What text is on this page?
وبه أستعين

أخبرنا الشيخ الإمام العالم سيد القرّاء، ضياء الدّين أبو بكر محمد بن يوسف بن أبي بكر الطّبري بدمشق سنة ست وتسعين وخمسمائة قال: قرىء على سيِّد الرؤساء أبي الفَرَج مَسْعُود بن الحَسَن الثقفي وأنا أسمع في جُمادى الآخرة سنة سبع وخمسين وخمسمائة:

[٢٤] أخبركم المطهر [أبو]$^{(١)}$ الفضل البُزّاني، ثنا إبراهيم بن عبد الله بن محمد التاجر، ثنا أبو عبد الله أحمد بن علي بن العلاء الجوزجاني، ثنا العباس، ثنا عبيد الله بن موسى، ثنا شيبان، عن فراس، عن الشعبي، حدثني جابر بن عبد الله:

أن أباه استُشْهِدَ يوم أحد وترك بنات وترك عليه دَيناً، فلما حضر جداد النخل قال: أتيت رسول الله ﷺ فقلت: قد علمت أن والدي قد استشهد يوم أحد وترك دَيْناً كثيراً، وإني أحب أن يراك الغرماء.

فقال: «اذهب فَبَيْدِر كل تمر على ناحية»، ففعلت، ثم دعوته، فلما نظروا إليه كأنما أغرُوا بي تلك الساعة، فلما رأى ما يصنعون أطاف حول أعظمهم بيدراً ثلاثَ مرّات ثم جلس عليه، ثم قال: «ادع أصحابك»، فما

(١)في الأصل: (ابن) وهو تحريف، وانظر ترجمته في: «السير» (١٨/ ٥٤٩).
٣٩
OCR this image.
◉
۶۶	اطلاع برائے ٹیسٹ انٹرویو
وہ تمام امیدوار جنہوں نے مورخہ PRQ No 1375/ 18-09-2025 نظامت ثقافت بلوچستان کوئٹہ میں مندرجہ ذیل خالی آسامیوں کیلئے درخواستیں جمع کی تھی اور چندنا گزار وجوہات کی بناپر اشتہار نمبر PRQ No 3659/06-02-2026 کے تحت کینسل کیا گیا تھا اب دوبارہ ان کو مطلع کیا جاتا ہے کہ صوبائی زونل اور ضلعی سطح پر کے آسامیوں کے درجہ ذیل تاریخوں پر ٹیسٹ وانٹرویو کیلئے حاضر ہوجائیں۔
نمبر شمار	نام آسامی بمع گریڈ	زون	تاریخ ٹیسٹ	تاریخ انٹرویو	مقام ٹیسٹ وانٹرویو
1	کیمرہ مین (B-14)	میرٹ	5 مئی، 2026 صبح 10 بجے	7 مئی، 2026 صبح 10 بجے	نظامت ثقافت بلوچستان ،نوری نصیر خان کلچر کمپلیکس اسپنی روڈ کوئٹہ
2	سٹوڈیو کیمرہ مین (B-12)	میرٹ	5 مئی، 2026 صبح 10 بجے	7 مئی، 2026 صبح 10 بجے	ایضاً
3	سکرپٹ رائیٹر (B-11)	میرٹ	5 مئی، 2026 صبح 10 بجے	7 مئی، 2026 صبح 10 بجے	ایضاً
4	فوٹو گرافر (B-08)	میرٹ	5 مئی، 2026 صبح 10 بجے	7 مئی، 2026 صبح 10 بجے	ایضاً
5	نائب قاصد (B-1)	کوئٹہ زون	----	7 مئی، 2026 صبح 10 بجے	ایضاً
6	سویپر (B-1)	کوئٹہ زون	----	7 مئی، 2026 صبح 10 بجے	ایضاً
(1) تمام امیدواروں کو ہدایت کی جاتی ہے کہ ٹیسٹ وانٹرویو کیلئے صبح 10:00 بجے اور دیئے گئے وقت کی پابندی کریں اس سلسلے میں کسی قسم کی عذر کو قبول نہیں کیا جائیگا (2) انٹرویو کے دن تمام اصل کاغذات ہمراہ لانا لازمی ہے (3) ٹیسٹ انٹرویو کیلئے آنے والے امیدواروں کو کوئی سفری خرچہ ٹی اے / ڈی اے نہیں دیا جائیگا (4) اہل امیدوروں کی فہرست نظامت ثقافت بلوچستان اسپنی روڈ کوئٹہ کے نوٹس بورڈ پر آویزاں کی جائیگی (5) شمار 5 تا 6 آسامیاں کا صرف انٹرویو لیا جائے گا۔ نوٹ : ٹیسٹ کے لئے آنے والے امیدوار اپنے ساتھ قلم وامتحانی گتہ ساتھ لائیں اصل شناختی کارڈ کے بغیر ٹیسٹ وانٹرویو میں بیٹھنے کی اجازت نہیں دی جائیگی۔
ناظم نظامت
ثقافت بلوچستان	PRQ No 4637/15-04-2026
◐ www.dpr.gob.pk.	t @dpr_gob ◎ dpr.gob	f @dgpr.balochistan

Stated problem: Reproduce all data above, unchanged.

The response:
What text is on this page?
وبه أستعين

أخبرنا الشيخ الإمام العالم سيد القرّاء، ضياء الدّين أبو بكر محمد بن يوسف بن أبي بكر الطّبري بدمشق سنة ست وتسعين وخمسمائة قال: قرىء على سيِّد الرؤساء أبي الفَرَج مَسْعُود بن الحَسَن الثقفي وأنا أسمع في جُمادى الآخرة سنة سبع وخمسين وخمسمائة:

[٢٤] أخبركم المطهر [أبو]$^{(١)}$ الفضل البُزّاني، ثنا إبراهيم بن عبد الله بن محمد التاجر، ثنا أبو عبد الله أحمد بن علي بن العلاء الجوزجاني، ثنا العباس، ثنا عبيد الله بن موسى، ثنا شيبان، عن فراس، عن الشعبي، حدثني جابر بن عبد الله:

أن أباه استُشْهِدَ يوم أحد وترك بنات وترك عليه دَيناً، فلما حضر جداد النخل قال: أتيت رسول الله ﷺ فقلت: قد علمت أن والدي قد استشهد يوم أحد وترك دَيْناً كثيراً، وإني أحب أن يراك الغرماء.

فقال: «اذهب فَبَيْدِر كل تمر على ناحية»، ففعلت، ثم دعوته، فلما نظروا إليه كأنما أغرُوا بي تلك الساعة، فلما رأى ما يصنعون أطاف حول أعظمهم بيدراً ثلاثَ مرّات ثم جلس عليه، ثم قال: «ادع أصحابك»، فما

(١)في الأصل: (ابن) وهو تحريف، وانظر ترجمته في: «السير» (١٨/ ٥٤٩).
٣٩
OCR this image.
◉
۶۶	اطلاع برائے ٹیسٹ انٹرویو
وہ تمام امیدوار جنہوں نے مورخہ PRQ No 1375/ 18-09-2025 نظامت ثقافت بلوچستان کوئٹہ میں مندرجہ ذیل خالی آسامیوں کیلئے درخواستیں جمع کی تھی اور چندنا گزار وجوہات کی بناپر اشتہار نمبر PRQ No 3659/06-02-2026 کے تحت کینسل کیا گیا تھا اب دوبارہ ان کو مطلع کیا جاتا ہے کہ صوبائی زونل اور ضلعی سطح پر کے آسامیوں کے درجہ ذیل تاریخوں پر ٹیسٹ وانٹرویو کیلئے حاضر ہوجائیں۔
نمبر شمار	نام آسامی بمع گریڈ	زون	تاریخ ٹیسٹ	تاریخ انٹرویو	مقام ٹیسٹ وانٹرویو
1	کیمرہ مین (B-14)	میرٹ	5 مئی، 2026 صبح 10 بجے	7 مئی، 2026 صبح 10 بجے	نظامت ثقافت بلوچستان ،نوری نصیر خان کلچر کمپلیکس اسپنی روڈ کوئٹہ
2	سٹوڈیو کیمرہ مین (B-12)	میرٹ	5 مئی، 2026 صبح 10 بجے	7 مئی، 2026 صبح 10 بجے	ایضاً
3	سکرپٹ رائیٹر (B-11)	میرٹ	5 مئی، 2026 صبح 10 بجے	7 مئی، 2026 صبح 10 بجے	ایضاً
4	فوٹو گرافر (B-08)	میرٹ	5 مئی، 2026 صبح 10 بجے	7 مئی، 2026 صبح 10 بجے	ایضاً
5	نائب قاصد (B-1)	کوئٹہ زون	----	7 مئی، 2026 صبح 10 بجے	ایضاً
6	سویپر (B-1)	کوئٹہ زون	----	7 مئی، 2026 صبح 10 بجے	ایضاً
(1) تمام امیدواروں کو ہدایت کی جاتی ہے کہ ٹیسٹ وانٹرویو کیلئے صبح 10:00 بجے اور دیئے گئے وقت کی پابندی کریں اس سلسلے میں کسی قسم کی عذر کو قبول نہیں کیا جائیگا (2) انٹرویو کے دن تمام اصل کاغذات ہمراہ لانا لازمی ہے (3) ٹیسٹ انٹرویو کیلئے آنے والے امیدواروں کو کوئی سفری خرچہ ٹی اے / ڈی اے نہیں دیا جائیگا (4) اہل امیدوروں کی فہرست نظامت ثقافت بلوچستان اسپنی روڈ کوئٹہ کے نوٹس بورڈ پر آویزاں کی جائیگی (5) شمار 5 تا 6 آسامیاں کا صرف انٹرویو لیا جائے گا۔ نوٹ : ٹیسٹ کے لئے آنے والے امیدوار اپنے ساتھ قلم وامتحانی گتہ ساتھ لائیں اصل شناختی کارڈ کے بغیر ٹیسٹ وانٹرویو میں بیٹھنے کی اجازت نہیں دی جائیگی۔
ناظم نظامت
ثقافت بلوچستان	PRQ No 4637/15-04-2026
◐ www.dpr.gob.pk.	t @dpr_gob ◎ dpr.gob	f @dgpr.balochistan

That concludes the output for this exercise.